**Exercise goal:** Count the lines in the data below that contain the string "africa", matching case exactly, and reply with only the number.

**Layout element annotations:**
________________________

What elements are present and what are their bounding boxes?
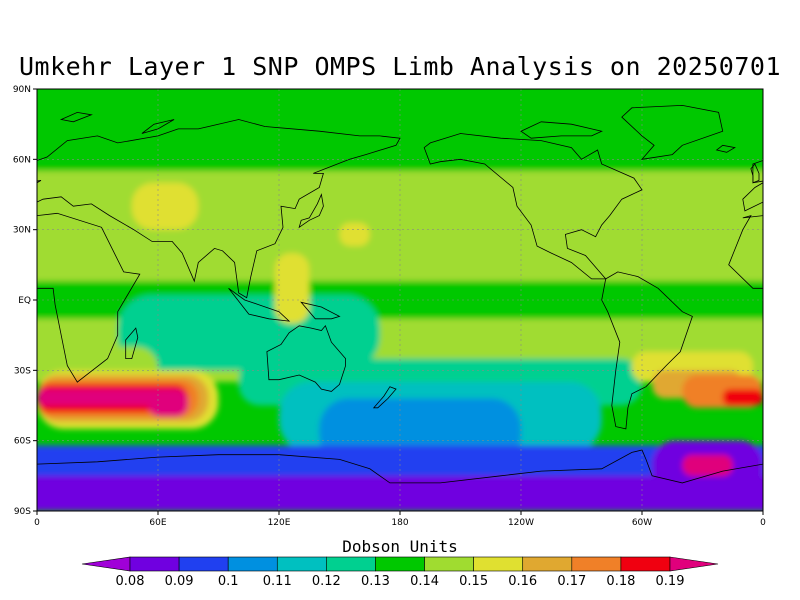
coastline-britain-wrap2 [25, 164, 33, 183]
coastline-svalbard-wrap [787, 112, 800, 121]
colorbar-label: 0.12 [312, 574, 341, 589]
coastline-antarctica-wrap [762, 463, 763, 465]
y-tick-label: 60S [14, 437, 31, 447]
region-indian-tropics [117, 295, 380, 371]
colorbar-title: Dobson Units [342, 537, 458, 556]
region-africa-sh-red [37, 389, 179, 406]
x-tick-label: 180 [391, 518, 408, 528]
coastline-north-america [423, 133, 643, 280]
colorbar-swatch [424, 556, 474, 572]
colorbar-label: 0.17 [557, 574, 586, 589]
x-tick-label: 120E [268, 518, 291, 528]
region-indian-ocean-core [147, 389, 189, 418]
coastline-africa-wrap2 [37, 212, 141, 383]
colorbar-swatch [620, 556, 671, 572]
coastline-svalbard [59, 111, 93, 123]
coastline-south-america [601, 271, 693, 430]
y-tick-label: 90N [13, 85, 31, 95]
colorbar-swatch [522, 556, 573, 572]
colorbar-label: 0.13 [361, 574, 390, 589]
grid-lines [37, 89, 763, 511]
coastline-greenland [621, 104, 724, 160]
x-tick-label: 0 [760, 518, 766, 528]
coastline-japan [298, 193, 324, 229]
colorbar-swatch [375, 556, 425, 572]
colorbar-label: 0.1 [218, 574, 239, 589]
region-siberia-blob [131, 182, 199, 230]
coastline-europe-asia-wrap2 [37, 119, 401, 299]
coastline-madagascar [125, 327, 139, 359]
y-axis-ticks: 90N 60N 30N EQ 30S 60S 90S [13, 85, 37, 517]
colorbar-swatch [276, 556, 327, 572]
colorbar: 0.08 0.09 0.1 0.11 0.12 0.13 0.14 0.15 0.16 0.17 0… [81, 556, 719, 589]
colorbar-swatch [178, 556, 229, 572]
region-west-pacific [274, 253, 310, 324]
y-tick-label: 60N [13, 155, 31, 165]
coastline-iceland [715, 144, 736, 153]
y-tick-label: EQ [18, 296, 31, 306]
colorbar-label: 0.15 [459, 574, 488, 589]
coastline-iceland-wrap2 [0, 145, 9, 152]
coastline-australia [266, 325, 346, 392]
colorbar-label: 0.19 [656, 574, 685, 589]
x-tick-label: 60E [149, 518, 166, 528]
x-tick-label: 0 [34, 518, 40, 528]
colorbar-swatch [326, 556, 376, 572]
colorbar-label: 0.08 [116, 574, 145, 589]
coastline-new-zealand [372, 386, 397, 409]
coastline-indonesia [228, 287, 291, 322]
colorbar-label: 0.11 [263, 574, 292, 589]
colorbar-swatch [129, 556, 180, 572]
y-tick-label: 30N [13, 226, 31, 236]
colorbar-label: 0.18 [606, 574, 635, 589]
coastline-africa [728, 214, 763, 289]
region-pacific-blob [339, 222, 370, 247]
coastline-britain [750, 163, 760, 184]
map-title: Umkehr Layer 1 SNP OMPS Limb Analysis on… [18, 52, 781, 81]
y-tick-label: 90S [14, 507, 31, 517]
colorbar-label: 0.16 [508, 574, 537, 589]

________________________

**Output of the exercise:** 3